**EXERCISE AIM**:
Say how many lines in the records include the string "page", adding no other words.

**EXCERPTED DATA**:
>>>>>
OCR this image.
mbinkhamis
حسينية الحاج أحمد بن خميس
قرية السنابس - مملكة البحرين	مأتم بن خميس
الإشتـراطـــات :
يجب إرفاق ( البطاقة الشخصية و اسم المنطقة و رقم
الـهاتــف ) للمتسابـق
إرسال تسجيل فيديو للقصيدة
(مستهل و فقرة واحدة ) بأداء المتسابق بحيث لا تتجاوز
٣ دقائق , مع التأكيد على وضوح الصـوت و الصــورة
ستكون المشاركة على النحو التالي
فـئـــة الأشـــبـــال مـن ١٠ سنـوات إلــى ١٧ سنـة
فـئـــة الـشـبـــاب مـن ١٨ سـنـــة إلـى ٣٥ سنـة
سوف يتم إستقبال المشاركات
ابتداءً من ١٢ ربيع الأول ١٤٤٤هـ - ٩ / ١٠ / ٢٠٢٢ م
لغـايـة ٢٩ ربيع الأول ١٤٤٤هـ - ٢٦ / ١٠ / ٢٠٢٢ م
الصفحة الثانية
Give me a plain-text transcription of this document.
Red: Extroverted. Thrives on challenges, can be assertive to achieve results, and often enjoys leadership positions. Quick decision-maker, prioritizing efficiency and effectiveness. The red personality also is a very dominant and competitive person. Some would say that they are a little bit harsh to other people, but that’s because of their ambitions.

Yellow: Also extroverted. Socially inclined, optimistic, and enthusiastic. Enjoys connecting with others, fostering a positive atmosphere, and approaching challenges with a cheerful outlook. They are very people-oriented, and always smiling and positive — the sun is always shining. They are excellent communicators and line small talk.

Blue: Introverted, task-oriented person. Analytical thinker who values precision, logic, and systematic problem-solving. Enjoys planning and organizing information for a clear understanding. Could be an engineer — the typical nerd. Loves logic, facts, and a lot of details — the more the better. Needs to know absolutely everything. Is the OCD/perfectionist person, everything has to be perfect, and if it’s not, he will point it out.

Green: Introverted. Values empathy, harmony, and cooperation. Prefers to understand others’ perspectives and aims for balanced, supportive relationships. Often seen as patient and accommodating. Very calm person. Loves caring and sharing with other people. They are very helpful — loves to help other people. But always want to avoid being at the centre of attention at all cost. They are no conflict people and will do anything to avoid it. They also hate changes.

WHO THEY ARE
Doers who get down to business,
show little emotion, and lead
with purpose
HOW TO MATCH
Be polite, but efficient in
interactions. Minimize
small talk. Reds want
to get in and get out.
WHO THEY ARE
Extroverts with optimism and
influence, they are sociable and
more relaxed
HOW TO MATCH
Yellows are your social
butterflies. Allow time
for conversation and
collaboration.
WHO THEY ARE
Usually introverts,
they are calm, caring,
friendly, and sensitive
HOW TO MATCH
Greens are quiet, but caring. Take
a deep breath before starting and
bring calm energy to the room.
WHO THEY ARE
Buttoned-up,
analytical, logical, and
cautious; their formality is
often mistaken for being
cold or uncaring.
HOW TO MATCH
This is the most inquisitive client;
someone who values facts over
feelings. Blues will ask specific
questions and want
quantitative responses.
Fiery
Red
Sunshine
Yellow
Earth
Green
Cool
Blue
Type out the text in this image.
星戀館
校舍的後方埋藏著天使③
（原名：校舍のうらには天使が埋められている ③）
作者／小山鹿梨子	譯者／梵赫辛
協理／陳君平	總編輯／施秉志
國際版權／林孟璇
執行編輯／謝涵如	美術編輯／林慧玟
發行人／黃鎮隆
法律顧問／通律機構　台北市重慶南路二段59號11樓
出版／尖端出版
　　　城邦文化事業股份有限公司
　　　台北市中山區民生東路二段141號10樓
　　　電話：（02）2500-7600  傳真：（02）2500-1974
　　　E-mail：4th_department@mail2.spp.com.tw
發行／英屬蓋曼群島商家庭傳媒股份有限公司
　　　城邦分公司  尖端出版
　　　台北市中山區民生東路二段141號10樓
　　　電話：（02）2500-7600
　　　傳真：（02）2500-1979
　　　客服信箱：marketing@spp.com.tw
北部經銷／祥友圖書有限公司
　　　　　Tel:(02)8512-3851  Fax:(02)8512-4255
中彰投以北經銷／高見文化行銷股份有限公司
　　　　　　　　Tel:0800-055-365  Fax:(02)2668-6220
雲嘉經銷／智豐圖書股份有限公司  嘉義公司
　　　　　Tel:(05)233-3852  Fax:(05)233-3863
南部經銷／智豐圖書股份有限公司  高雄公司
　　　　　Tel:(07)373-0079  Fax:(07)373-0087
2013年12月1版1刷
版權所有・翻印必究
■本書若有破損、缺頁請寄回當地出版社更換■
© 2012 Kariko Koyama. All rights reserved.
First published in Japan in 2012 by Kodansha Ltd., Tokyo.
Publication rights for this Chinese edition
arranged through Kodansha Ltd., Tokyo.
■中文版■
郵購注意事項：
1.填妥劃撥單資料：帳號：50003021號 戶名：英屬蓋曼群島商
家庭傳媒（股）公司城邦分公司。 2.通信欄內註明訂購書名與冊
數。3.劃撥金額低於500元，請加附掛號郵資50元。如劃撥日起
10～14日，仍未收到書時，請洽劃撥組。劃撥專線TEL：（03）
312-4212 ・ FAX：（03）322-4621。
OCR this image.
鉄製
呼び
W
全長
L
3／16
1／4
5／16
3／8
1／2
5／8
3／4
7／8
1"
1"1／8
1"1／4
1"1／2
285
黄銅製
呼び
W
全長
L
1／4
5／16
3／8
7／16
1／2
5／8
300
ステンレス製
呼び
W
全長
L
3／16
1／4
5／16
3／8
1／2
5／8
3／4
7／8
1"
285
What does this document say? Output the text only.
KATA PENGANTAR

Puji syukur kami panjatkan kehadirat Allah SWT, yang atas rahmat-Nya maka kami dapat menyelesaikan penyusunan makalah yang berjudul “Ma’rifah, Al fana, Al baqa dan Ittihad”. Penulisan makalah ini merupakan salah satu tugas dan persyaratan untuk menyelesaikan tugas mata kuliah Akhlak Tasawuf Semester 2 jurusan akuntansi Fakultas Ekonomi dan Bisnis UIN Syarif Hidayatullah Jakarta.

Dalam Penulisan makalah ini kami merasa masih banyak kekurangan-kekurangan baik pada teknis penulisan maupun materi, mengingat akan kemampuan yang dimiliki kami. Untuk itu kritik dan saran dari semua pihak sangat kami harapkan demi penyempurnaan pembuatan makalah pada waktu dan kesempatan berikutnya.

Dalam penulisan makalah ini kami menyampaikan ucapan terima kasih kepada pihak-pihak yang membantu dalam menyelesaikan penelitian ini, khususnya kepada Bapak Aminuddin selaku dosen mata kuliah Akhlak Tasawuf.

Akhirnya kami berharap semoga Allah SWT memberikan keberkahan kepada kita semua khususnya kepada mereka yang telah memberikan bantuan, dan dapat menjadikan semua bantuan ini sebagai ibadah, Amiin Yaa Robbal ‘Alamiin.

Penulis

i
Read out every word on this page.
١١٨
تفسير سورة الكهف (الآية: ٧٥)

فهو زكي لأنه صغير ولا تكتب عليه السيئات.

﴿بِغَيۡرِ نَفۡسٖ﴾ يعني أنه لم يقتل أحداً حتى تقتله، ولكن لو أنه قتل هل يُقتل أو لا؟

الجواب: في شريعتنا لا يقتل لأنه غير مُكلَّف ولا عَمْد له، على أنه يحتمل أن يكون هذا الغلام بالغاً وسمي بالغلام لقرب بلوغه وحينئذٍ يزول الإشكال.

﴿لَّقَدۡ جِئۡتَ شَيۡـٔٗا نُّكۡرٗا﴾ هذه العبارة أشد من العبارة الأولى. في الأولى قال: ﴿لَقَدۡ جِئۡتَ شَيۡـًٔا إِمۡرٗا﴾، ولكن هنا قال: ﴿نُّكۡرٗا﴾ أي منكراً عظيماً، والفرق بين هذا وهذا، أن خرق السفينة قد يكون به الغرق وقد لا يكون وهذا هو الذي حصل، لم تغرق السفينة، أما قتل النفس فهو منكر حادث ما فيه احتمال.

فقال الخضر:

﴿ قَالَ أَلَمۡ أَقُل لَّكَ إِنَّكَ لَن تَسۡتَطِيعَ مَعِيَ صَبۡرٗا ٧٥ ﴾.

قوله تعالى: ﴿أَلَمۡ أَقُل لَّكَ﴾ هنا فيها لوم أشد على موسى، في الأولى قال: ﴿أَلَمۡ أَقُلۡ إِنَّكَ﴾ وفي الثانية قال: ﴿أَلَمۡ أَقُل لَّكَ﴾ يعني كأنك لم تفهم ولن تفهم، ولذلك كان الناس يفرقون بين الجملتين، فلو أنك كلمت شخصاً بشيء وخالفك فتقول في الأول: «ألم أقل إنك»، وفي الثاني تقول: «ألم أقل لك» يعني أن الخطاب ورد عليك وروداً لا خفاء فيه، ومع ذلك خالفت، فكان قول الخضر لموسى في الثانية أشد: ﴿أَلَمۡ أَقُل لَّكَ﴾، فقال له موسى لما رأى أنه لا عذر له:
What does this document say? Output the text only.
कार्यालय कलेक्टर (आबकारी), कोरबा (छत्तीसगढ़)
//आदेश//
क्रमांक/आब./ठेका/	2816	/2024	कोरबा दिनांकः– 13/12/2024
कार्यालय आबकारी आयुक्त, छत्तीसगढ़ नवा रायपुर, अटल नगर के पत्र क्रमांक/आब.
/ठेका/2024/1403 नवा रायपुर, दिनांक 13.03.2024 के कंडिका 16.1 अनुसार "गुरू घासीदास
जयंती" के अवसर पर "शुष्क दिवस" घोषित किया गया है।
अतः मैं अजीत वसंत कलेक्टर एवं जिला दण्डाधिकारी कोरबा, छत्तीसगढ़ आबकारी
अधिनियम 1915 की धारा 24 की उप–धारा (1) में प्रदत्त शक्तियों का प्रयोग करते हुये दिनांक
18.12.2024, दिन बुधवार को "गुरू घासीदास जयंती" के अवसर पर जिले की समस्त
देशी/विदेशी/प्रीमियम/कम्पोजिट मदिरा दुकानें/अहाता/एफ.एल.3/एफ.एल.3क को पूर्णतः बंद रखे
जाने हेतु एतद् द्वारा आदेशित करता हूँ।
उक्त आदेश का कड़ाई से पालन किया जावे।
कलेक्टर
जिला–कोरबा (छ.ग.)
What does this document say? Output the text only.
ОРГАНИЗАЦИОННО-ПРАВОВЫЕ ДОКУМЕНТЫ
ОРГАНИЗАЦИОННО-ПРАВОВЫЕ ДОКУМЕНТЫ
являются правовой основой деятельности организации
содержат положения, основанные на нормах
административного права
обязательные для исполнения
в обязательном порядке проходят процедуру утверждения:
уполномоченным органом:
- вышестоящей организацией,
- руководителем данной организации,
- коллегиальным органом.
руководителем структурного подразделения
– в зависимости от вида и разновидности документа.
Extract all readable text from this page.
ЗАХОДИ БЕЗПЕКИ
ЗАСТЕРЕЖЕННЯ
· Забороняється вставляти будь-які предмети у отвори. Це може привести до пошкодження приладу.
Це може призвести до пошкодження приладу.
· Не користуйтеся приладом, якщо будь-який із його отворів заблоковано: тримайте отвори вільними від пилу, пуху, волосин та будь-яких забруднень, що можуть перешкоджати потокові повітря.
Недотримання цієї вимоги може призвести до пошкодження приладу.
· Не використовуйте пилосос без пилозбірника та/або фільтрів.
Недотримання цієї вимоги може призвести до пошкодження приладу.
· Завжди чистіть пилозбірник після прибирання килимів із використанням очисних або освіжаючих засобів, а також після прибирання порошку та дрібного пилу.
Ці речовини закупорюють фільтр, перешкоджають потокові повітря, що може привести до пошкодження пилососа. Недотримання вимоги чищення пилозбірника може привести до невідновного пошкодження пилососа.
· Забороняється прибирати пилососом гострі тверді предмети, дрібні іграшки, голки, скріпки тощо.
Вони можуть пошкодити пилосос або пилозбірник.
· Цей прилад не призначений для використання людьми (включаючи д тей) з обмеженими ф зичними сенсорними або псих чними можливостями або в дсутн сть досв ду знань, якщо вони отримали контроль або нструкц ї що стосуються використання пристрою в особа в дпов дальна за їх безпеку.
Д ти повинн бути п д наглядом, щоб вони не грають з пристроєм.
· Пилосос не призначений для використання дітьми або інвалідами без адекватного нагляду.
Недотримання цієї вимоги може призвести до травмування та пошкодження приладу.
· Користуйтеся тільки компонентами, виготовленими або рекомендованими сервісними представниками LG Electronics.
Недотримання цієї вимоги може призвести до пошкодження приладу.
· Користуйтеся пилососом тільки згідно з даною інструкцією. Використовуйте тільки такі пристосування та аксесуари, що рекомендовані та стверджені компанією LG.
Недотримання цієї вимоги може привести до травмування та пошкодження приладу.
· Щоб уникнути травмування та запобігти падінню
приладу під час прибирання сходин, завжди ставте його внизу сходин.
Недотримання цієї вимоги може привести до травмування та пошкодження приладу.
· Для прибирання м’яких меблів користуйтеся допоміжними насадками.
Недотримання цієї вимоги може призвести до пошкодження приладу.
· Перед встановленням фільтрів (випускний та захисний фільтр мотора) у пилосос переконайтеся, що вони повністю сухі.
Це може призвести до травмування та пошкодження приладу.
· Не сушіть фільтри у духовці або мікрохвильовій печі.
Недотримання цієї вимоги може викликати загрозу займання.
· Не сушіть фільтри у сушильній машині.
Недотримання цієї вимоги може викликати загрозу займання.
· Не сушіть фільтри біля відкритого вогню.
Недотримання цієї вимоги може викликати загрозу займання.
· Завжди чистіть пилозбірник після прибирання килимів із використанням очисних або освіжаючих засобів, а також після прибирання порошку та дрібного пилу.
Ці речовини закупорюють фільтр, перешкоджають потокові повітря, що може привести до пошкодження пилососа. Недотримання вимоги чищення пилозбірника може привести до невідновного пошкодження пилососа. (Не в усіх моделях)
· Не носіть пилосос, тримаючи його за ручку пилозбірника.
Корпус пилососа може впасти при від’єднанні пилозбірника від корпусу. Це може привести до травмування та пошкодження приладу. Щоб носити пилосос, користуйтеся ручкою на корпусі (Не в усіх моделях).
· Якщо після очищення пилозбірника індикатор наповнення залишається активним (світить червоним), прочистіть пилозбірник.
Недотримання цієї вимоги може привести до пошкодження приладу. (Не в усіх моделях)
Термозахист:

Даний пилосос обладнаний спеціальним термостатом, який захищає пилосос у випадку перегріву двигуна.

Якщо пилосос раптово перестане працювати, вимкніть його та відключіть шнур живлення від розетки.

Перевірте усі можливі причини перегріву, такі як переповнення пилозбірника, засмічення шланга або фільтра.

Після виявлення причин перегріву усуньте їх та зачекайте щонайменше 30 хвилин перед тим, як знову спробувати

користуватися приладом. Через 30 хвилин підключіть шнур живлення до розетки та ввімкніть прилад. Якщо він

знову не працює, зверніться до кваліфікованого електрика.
<<<<<
**ANSWER TO THIS PROBLEM**:
2